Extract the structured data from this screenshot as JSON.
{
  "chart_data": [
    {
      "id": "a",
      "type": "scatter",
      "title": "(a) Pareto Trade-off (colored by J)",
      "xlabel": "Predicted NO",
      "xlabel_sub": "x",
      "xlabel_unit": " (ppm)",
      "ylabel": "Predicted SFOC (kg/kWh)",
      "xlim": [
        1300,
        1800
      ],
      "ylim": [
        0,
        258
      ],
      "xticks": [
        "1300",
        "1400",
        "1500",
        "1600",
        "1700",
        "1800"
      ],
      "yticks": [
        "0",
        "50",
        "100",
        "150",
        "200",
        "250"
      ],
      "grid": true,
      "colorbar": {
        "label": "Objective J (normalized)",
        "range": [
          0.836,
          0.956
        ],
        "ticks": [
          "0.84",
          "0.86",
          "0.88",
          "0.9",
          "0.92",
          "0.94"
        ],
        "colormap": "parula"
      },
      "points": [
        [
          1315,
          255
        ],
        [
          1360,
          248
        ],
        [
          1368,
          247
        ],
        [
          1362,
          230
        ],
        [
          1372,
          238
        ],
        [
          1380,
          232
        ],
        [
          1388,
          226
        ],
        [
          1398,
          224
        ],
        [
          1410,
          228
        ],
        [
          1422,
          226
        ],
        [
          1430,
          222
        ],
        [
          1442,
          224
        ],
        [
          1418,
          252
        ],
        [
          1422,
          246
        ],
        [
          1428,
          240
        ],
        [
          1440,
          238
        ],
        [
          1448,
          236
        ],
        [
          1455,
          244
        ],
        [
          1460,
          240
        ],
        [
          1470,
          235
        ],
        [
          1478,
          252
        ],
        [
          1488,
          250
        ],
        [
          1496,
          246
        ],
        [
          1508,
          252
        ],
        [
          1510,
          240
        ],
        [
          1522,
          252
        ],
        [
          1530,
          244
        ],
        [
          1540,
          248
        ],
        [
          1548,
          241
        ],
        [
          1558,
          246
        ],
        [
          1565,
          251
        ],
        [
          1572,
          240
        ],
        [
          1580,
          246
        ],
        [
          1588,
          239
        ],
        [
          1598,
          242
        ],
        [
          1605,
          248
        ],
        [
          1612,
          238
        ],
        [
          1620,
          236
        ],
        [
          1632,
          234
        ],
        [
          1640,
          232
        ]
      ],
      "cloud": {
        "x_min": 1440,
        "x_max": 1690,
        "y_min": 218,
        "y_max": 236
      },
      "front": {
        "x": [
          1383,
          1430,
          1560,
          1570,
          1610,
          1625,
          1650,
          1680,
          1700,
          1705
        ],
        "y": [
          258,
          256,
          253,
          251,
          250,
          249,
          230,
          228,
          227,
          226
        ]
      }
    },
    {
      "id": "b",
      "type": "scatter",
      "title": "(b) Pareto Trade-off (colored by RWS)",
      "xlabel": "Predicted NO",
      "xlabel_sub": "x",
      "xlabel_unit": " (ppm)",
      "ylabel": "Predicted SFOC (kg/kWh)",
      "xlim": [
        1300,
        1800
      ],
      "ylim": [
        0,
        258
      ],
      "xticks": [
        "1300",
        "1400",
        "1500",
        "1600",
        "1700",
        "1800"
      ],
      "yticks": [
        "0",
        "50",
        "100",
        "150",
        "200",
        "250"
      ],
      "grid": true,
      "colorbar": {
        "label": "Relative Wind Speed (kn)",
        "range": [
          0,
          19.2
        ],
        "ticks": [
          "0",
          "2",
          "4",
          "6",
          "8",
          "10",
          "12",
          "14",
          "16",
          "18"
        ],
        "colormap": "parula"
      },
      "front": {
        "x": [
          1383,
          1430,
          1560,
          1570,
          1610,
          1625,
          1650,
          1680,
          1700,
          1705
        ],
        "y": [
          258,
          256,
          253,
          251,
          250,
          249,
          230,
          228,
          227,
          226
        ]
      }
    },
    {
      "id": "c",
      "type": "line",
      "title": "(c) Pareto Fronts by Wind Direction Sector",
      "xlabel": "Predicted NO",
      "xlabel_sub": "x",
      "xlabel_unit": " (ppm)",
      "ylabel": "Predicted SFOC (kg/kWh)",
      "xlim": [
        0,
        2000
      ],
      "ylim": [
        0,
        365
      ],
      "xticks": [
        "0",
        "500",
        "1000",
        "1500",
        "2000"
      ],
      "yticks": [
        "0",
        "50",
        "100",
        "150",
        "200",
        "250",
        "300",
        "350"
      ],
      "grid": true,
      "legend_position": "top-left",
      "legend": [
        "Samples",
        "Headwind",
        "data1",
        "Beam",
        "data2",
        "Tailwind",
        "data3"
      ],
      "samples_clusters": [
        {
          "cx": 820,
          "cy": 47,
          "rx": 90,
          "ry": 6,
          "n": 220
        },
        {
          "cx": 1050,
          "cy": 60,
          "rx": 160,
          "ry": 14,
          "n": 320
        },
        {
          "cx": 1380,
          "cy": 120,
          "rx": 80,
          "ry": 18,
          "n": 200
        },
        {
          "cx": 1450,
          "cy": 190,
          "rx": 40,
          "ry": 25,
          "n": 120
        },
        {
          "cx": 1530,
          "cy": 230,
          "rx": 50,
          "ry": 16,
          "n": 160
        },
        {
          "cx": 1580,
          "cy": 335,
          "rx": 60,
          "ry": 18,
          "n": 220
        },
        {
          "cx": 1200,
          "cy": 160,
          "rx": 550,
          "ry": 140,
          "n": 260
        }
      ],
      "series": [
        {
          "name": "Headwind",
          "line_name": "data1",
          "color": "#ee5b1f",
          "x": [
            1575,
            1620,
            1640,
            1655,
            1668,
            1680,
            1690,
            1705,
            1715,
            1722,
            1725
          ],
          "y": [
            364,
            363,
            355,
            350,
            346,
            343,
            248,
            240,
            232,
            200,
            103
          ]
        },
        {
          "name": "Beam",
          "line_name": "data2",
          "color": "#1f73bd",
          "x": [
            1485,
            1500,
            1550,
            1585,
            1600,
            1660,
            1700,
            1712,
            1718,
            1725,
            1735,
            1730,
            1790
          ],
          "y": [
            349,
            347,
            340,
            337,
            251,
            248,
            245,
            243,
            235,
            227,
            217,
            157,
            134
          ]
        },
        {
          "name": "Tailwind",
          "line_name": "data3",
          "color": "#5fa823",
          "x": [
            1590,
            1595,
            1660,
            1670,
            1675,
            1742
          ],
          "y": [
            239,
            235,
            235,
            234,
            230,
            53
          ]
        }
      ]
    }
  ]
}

————

--- Stated problem ---
Please restate the data word for word, every record included.

--- Response to this task ---
Extract the structured data from this screenshot as JSON.
{
  "chart_data": [
    {
      "id": "a",
      "type": "scatter",
      "title": "(a) Pareto Trade-off (colored by J)",
      "xlabel": "Predicted NO",
      "xlabel_sub": "x",
      "xlabel_unit": " (ppm)",
      "ylabel": "Predicted SFOC (kg/kWh)",
      "xlim": [
        1300,
        1800
      ],
      "ylim": [
        0,
        258
      ],
      "xticks": [
        "1300",
        "1400",
        "1500",
        "1600",
        "1700",
        "1800"
      ],
      "yticks": [
        "0",
        "50",
        "100",
        "150",
        "200",
        "250"
      ],
      "grid": true,
      "colorbar": {
        "label": "Objective J (normalized)",
        "range": [
          0.836,
          0.956
        ],
        "ticks": [
          "0.84",
          "0.86",
          "0.88",
          "0.9",
          "0.92",
          "0.94"
        ],
        "colormap": "parula"
      },
      "points": [
        [
          1315,
          255
        ],
        [
          1360,
          248
        ],
        [
          1368,
          247
        ],
        [
          1362,
          230
        ],
        [
          1372,
          238
        ],
        [
          1380,
          232
        ],
        [
          1388,
          226
        ],
        [
          1398,
          224
        ],
        [
          1410,
          228
        ],
        [
          1422,
          226
        ],
        [
          1430,
          222
        ],
        [
          1442,
          224
        ],
        [
          1418,
          252
        ],
        [
          1422,
          246
        ],
        [
          1428,
          240
        ],
        [
          1440,
          238
        ],
        [
          1448,
          236
        ],
        [
          1455,
          244
        ],
        [
          1460,
          240
        ],
        [
          1470,
          235
        ],
        [
          1478,
          252
        ],
        [
          1488,
          250
        ],
        [
          1496,
          246
        ],
        [
          1508,
          252
        ],
        [
          1510,
          240
        ],
        [
          1522,
          252
        ],
        [
          1530,
          244
        ],
        [
          1540,
          248
        ],
        [
          1548,
          241
        ],
        [
          1558,
          246
        ],
        [
          1565,
          251
        ],
        [
          1572,
          240
        ],
        [
          1580,
          246
        ],
        [
          1588,
          239
        ],
        [
          1598,
          242
        ],
        [
          1605,
          248
        ],
        [
          1612,
          238
        ],
        [
          1620,
          236
        ],
        [
          1632,
          234
        ],
        [
          1640,
          232
        ]
      ],
      "cloud": {
        "x_min": 1440,
        "x_max": 1690,
        "y_min": 218,
        "y_max": 236
      },
      "front": {
        "x": [
          1383,
          1430,
          1560,
          1570,
          1610,
          1625,
          1650,
          1680,
          1700,
          1705
        ],
        "y": [
          258,
          256,
          253,
          251,
          250,
          249,
          230,
          228,
          227,
          226
        ]
      }
    },
    {
      "id": "b",
      "type": "scatter",
      "title": "(b) Pareto Trade-off (colored by RWS)",
      "xlabel": "Predicted NO",
      "xlabel_sub": "x",
      "xlabel_unit": " (ppm)",
      "ylabel": "Predicted SFOC (kg/kWh)",
      "xlim": [
        1300,
        1800
      ],
      "ylim": [
        0,
        258
      ],
      "xticks": [
        "1300",
        "1400",
        "1500",
        "1600",
        "1700",
        "1800"
      ],
      "yticks": [
        "0",
        "50",
        "100",
        "150",
        "200",
        "250"
      ],
      "grid": true,
      "colorbar": {
        "label": "Relative Wind Speed (kn)",
        "range": [
          0,
          19.2
        ],
        "ticks": [
          "0",
          "2",
          "4",
          "6",
          "8",
          "10",
          "12",
          "14",
          "16",
          "18"
        ],
        "colormap": "parula"
      },
      "front": {
        "x": [
          1383,
          1430,
          1560,
          1570,
          1610,
          1625,
          1650,
          1680,
          1700,
          1705
        ],
        "y": [
          258,
          256,
          253,
          251,
          250,
          249,
          230,
          228,
          227,
          226
        ]
      }
    },
    {
      "id": "c",
      "type": "line",
      "title": "(c) Pareto Fronts by Wind Direction Sector",
      "xlabel": "Predicted NO",
      "xlabel_sub": "x",
      "xlabel_unit": " (ppm)",
      "ylabel": "Predicted SFOC (kg/kWh)",
      "xlim": [
        0,
        2000
      ],
      "ylim": [
        0,
        365
      ],
      "xticks": [
        "0",
        "500",
        "1000",
        "1500",
        "2000"
      ],
      "yticks": [
        "0",
        "50",
        "100",
        "150",
        "200",
        "250",
        "300",
        "350"
      ],
      "grid": true,
      "legend_position": "top-left",
      "legend": [
        "Samples",
        "Headwind",
        "data1",
        "Beam",
        "data2",
        "Tailwind",
        "data3"
      ],
      "samples_clusters": [
        {
          "cx": 820,
          "cy": 47,
          "rx": 90,
          "ry": 6,
          "n": 220
        },
        {
          "cx": 1050,
          "cy": 60,
          "rx": 160,
          "ry": 14,
          "n": 320
        },
        {
          "cx": 1380,
          "cy": 120,
          "rx": 80,
          "ry": 18,
          "n": 200
        },
        {
          "cx": 1450,
          "cy": 190,
          "rx": 40,
          "ry": 25,
          "n": 120
        },
        {
          "cx": 1530,
          "cy": 230,
          "rx": 50,
          "ry": 16,
          "n": 160
        },
        {
          "cx": 1580,
          "cy": 335,
          "rx": 60,
          "ry": 18,
          "n": 220
        },
        {
          "cx": 1200,
          "cy": 160,
          "rx": 550,
          "ry": 140,
          "n": 260
        }
      ],
      "series": [
        {
          "name": "Headwind",
          "line_name": "data1",
          "color": "#ee5b1f",
          "x": [
            1575,
            1620,
            1640,
            1655,
            1668,
            1680,
            1690,
            1705,
            1715,
            1722,
            1725
          ],
          "y": [
            364,
            363,
            355,
            350,
            346,
            343,
            248,
            240,
            232,
            200,
            103
          ]
        },
        {
          "name": "Beam",
          "line_name": "data2",
          "color": "#1f73bd",
          "x": [
            1485,
            1500,
            1550,
            1585,
            1600,
            1660,
            1700,
            1712,
            1718,
            1725,
            1735,
            1730,
            1790
          ],
          "y": [
            349,
            347,
            340,
            337,
            251,
            248,
            245,
            243,
            235,
            227,
            217,
            157,
            134
          ]
        },
        {
          "name": "Tailwind",
          "line_name": "data3",
          "color": "#5fa823",
          "x": [
            1590,
            1595,
            1660,
            1670,
            1675,
            1742
          ],
          "y": [
            239,
            235,
            235,
            234,
            230,
            53
          ]
        }
      ]
    }
  ]
}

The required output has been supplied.